Record list
######
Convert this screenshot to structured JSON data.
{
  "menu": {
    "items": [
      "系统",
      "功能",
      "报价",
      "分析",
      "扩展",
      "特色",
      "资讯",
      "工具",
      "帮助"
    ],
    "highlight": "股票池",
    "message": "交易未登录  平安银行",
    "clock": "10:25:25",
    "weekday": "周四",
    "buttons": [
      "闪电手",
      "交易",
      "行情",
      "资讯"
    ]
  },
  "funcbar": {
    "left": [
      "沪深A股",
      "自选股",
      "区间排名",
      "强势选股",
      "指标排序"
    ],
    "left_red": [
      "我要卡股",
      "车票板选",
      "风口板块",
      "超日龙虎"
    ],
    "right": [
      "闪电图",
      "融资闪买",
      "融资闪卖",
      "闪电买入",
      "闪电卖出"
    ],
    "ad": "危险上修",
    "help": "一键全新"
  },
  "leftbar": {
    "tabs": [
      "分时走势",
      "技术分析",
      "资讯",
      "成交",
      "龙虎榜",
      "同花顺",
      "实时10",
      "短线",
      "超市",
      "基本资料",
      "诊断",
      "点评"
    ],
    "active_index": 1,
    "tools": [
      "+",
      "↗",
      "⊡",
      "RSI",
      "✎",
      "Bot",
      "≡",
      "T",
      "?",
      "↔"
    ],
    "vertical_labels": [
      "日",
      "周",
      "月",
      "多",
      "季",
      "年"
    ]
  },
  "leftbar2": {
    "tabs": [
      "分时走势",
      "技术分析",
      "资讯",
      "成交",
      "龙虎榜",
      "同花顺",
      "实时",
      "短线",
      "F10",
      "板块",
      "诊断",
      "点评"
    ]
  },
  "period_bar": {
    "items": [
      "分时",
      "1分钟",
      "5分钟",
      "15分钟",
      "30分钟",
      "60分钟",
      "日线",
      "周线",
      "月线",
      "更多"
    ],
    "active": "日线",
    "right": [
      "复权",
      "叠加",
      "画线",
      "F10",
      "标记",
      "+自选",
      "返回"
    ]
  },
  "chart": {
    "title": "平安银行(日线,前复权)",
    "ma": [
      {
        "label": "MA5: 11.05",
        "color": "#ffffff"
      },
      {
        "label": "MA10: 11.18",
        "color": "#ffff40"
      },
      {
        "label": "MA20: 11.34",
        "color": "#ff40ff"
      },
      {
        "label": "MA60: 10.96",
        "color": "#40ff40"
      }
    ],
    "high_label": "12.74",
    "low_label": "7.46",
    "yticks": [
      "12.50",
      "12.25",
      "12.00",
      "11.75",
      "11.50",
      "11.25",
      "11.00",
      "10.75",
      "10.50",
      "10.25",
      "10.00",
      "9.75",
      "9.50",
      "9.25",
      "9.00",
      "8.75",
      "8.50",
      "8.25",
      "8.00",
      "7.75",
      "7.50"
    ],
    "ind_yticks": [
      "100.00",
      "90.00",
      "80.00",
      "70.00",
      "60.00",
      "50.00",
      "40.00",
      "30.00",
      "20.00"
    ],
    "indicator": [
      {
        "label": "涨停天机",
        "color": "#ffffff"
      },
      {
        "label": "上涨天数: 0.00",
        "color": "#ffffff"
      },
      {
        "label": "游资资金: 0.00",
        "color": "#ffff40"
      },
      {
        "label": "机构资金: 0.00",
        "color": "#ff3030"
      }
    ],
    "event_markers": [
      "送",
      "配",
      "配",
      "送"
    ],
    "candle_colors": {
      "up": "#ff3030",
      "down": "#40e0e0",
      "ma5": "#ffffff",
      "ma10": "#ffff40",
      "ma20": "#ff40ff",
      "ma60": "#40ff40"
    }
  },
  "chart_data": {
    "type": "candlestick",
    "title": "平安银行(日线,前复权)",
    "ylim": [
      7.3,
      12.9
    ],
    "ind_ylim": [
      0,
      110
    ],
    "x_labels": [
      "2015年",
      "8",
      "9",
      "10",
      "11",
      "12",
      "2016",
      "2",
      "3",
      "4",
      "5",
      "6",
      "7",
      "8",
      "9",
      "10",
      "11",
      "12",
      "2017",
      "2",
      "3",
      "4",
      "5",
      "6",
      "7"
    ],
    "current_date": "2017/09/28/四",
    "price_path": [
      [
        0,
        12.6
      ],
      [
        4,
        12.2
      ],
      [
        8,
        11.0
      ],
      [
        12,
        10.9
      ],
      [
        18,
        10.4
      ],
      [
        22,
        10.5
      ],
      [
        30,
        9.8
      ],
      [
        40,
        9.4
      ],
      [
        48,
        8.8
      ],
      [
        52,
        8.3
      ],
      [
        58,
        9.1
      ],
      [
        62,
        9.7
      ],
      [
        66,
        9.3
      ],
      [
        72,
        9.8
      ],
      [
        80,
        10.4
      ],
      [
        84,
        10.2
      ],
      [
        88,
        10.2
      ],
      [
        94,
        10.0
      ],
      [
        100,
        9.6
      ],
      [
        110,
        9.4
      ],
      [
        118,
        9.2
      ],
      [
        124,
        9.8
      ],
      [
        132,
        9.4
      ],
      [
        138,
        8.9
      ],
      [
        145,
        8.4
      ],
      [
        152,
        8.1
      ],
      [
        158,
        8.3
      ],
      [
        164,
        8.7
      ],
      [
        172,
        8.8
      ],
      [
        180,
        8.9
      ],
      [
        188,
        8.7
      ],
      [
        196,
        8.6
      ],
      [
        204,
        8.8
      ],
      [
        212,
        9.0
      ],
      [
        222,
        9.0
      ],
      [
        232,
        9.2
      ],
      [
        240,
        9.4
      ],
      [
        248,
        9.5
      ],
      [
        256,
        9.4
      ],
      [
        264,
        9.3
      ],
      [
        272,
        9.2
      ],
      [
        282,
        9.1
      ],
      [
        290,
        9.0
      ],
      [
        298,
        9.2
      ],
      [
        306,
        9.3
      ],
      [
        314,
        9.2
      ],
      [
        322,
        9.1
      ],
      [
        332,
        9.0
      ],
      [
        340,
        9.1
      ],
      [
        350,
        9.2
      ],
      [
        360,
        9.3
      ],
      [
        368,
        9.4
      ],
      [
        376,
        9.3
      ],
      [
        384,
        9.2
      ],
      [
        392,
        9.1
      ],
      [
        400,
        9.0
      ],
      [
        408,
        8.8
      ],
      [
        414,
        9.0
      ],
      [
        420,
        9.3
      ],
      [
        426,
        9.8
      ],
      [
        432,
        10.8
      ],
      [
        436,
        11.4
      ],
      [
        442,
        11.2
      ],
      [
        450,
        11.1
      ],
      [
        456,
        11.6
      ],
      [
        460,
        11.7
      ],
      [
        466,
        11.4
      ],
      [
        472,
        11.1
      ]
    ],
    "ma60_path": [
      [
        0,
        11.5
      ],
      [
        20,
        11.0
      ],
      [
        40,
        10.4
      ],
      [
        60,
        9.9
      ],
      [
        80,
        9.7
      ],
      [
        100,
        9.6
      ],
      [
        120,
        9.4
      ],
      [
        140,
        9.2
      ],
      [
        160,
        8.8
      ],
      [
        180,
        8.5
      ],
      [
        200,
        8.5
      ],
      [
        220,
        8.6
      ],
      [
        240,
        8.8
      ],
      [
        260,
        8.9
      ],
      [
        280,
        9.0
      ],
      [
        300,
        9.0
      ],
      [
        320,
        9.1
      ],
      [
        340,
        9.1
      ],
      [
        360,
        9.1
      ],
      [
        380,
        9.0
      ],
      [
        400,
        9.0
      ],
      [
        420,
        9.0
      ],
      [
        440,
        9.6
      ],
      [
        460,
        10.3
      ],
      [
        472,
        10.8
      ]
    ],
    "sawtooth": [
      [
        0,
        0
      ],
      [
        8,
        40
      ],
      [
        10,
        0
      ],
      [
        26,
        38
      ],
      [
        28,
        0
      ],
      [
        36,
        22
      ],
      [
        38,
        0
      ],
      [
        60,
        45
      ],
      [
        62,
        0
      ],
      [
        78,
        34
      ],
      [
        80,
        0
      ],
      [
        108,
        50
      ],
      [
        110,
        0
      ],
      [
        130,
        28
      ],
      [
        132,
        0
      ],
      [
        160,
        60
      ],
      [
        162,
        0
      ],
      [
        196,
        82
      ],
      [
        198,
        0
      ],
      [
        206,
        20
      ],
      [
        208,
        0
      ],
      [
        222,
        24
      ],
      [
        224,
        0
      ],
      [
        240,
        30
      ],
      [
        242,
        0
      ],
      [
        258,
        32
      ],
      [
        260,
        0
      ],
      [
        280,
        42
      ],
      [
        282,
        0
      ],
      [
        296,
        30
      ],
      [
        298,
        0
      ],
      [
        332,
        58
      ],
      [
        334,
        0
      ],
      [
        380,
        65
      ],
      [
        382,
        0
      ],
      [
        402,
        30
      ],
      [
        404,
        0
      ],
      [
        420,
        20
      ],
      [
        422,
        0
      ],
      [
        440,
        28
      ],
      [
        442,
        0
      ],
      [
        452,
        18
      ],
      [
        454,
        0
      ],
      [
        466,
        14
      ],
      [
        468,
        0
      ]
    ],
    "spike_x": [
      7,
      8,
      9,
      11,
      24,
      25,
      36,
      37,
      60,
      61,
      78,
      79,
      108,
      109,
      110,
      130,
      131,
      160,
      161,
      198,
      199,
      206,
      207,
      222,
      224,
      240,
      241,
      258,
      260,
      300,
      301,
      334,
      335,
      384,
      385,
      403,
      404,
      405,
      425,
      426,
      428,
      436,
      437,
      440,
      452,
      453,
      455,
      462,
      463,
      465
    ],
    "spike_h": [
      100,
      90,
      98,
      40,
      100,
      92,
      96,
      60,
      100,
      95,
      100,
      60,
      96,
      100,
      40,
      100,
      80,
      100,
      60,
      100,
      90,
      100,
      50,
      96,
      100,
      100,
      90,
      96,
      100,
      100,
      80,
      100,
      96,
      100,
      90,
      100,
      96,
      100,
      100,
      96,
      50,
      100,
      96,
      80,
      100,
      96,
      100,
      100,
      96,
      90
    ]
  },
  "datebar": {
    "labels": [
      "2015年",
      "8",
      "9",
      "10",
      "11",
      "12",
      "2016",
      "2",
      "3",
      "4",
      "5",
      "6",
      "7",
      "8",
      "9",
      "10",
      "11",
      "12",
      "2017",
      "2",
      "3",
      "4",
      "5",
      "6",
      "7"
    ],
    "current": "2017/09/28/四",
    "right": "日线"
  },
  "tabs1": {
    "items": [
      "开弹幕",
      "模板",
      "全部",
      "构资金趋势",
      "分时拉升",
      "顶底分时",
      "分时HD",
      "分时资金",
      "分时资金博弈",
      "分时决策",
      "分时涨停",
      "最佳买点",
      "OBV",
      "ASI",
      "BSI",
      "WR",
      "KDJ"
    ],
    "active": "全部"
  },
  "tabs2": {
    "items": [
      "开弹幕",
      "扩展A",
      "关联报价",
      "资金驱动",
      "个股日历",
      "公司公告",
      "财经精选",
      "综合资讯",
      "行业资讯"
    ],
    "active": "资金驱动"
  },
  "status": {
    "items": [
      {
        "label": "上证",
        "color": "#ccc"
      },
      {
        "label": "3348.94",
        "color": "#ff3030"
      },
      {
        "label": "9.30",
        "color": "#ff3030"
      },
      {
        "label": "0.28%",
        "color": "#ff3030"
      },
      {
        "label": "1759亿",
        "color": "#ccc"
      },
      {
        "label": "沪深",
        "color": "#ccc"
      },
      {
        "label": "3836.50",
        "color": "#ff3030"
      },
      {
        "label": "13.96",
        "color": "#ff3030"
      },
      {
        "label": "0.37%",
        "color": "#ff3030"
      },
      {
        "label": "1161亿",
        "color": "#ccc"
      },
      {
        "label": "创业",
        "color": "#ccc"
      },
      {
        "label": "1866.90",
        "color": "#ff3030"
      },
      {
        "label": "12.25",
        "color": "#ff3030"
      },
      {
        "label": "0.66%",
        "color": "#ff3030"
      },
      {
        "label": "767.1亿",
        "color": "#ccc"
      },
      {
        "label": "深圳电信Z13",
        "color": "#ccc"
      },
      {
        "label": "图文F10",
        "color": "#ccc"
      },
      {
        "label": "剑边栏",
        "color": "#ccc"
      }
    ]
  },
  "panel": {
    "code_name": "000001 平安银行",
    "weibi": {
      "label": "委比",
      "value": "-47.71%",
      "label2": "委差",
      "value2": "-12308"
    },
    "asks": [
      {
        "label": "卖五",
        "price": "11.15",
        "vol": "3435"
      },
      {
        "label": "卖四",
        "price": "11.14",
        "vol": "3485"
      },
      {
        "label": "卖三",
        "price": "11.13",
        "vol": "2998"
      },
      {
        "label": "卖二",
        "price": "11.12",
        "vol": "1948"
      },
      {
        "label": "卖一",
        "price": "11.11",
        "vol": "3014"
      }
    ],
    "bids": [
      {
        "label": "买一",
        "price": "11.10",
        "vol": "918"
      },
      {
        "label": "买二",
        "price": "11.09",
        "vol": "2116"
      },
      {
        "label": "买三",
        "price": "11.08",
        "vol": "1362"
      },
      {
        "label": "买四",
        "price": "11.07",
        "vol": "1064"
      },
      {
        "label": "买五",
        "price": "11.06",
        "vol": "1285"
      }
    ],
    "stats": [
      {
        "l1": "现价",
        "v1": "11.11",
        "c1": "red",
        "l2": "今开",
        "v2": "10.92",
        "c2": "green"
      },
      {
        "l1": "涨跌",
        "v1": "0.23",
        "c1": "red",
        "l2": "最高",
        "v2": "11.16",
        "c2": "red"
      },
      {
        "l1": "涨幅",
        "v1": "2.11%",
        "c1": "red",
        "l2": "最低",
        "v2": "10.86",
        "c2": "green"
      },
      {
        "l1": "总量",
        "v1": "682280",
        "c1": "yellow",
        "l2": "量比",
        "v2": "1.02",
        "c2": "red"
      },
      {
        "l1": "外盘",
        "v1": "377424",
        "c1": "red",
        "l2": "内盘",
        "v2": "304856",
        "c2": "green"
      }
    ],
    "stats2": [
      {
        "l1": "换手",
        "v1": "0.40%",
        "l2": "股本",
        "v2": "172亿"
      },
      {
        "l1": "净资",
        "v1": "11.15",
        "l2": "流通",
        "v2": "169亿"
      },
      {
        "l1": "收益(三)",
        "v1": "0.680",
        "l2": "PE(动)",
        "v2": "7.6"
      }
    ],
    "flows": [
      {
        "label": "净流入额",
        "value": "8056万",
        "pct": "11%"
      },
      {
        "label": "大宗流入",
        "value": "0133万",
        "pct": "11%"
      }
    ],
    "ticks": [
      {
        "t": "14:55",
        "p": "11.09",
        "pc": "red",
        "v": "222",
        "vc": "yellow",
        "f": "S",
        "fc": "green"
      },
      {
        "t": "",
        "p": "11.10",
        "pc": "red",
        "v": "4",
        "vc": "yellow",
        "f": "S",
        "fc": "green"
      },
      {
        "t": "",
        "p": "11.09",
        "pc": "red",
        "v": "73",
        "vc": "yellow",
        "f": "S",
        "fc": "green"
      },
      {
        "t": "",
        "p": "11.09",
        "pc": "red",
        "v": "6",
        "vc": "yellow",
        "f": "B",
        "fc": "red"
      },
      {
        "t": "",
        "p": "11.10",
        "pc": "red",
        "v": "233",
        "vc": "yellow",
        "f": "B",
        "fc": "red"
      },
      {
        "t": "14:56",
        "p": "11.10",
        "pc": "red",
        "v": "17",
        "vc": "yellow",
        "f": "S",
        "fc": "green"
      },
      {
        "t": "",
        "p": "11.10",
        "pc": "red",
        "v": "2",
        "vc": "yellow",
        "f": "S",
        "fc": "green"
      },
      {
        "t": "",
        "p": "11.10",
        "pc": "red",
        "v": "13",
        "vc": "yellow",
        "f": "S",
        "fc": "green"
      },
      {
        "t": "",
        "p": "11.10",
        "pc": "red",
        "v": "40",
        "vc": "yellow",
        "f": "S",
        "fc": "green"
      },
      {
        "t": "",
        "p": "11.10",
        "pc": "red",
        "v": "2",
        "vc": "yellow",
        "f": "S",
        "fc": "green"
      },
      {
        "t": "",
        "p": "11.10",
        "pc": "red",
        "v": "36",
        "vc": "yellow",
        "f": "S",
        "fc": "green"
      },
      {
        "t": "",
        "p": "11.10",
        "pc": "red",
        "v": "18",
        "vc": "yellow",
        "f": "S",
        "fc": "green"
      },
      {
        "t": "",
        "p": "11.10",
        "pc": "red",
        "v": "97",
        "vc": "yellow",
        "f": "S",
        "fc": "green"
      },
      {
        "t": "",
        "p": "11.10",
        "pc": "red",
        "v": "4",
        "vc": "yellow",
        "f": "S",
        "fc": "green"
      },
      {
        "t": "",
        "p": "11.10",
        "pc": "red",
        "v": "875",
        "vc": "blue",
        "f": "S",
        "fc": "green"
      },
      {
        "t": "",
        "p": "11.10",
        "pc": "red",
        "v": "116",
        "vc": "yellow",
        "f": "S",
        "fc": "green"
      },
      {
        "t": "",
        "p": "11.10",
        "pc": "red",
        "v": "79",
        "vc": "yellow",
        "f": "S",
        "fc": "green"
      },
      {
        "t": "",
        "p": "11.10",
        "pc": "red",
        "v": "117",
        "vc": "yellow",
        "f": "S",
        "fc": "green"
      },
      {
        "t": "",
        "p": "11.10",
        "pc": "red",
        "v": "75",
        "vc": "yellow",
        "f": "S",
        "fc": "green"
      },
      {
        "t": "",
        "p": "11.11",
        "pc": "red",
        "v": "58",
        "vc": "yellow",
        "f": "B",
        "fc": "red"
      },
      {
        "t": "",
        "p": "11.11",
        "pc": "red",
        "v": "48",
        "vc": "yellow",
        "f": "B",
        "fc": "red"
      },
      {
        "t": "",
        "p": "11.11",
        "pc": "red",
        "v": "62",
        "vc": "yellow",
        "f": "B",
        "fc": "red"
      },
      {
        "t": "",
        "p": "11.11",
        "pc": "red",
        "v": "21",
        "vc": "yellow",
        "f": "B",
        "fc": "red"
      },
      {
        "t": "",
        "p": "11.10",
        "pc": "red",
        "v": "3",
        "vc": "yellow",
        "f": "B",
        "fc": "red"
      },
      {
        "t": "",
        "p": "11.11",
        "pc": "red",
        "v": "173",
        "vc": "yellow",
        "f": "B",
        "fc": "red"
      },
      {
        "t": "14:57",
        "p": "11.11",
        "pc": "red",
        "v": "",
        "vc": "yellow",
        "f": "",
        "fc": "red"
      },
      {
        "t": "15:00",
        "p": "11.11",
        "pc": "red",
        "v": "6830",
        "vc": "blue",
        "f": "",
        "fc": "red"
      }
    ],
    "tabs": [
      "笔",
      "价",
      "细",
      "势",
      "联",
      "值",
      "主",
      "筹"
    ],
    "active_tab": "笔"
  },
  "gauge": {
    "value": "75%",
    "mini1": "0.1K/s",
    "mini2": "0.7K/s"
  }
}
######
What the exercise asks
Count the lines of the material that include the word "平安银行", then state only the total.

Written solution
4